Copy every line of the following records character for character, keeping the order shown.

────

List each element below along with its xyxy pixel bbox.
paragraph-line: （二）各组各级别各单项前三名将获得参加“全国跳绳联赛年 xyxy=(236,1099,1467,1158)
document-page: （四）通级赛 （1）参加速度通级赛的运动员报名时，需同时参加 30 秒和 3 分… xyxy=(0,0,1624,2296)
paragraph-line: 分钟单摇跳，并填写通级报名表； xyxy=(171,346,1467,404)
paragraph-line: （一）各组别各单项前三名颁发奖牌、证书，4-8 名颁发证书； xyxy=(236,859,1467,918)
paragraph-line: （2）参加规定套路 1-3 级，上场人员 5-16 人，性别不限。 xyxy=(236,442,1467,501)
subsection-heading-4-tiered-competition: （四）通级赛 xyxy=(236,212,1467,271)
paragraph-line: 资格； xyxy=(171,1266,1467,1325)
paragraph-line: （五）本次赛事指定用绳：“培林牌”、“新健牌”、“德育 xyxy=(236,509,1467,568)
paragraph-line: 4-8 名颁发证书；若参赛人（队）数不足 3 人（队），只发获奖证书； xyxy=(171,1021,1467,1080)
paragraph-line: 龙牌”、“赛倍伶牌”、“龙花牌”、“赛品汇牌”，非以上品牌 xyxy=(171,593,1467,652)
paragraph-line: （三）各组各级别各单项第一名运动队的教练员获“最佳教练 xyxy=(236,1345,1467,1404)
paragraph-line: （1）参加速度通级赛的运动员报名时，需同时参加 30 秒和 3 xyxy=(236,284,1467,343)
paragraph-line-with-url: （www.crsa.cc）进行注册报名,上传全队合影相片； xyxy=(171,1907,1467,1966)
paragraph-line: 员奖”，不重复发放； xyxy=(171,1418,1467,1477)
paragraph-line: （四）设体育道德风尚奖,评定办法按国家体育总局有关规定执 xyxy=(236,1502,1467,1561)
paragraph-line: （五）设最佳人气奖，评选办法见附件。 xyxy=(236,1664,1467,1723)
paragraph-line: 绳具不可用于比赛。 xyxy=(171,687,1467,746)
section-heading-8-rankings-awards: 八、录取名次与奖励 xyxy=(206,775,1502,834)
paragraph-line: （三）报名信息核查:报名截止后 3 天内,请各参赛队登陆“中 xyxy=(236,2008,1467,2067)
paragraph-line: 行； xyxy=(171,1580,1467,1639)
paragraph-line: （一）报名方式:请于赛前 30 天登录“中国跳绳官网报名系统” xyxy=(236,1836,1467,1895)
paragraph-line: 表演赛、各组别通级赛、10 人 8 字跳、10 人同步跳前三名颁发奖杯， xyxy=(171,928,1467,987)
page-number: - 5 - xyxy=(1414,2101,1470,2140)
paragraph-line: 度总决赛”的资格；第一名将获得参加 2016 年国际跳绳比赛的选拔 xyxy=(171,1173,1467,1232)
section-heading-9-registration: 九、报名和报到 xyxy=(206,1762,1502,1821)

────

Exercise result:
List each element below along with its xyxy pixel bbox.
paragraph-line: （二）各组各级别各单项前三名将获得参加“全国跳绳联赛年 xyxy=(236,1099,1467,1158)
document-page: （四）通级赛 （1）参加速度通级赛的运动员报名时，需同时参加 30 秒和 3 分… xyxy=(0,0,1624,2296)
paragraph-line: 分钟单摇跳，并填写通级报名表； xyxy=(171,346,1467,404)
paragraph-line: （一）各组别各单项前三名颁发奖牌、证书，4-8 名颁发证书； xyxy=(236,859,1467,918)
paragraph-line: （2）参加规定套路 1-3 级，上场人员 5-16 人，性别不限。 xyxy=(236,442,1467,501)
subsection-heading-4-tiered-competition: （四）通级赛 xyxy=(236,212,1467,271)
paragraph-line: 资格； xyxy=(171,1266,1467,1325)
paragraph-line: （五）本次赛事指定用绳：“培林牌”、“新健牌”、“德育 xyxy=(236,509,1467,568)
paragraph-line: 4-8 名颁发证书；若参赛人（队）数不足 3 人（队），只发获奖证书； xyxy=(171,1021,1467,1080)
paragraph-line: 龙牌”、“赛倍伶牌”、“龙花牌”、“赛品汇牌”，非以上品牌 xyxy=(171,593,1467,652)
paragraph-line: （三）各组各级别各单项第一名运动队的教练员获“最佳教练 xyxy=(236,1345,1467,1404)
paragraph-line: （1）参加速度通级赛的运动员报名时，需同时参加 30 秒和 3 xyxy=(236,284,1467,343)
paragraph-line-with-url: （www.crsa.cc）进行注册报名,上传全队合影相片； xyxy=(171,1907,1467,1966)
paragraph-line: 员奖”，不重复发放； xyxy=(171,1418,1467,1477)
paragraph-line: （四）设体育道德风尚奖,评定办法按国家体育总局有关规定执 xyxy=(236,1502,1467,1561)
paragraph-line: （五）设最佳人气奖，评选办法见附件。 xyxy=(236,1664,1467,1723)
paragraph-line: 绳具不可用于比赛。 xyxy=(171,687,1467,746)
section-heading-8-rankings-awards: 八、录取名次与奖励 xyxy=(206,775,1502,834)
paragraph-line: （三）报名信息核查:报名截止后 3 天内,请各参赛队登陆“中 xyxy=(236,2008,1467,2067)
paragraph-line: 行； xyxy=(171,1580,1467,1639)
paragraph-line: （一）报名方式:请于赛前 30 天登录“中国跳绳官网报名系统” xyxy=(236,1836,1467,1895)
paragraph-line: 表演赛、各组别通级赛、10 人 8 字跳、10 人同步跳前三名颁发奖杯， xyxy=(171,928,1467,987)
page-number: - 5 - xyxy=(1414,2101,1470,2140)
paragraph-line: 度总决赛”的资格；第一名将获得参加 2016 年国际跳绳比赛的选拔 xyxy=(171,1173,1467,1232)
section-heading-9-registration: 九、报名和报到 xyxy=(206,1762,1502,1821)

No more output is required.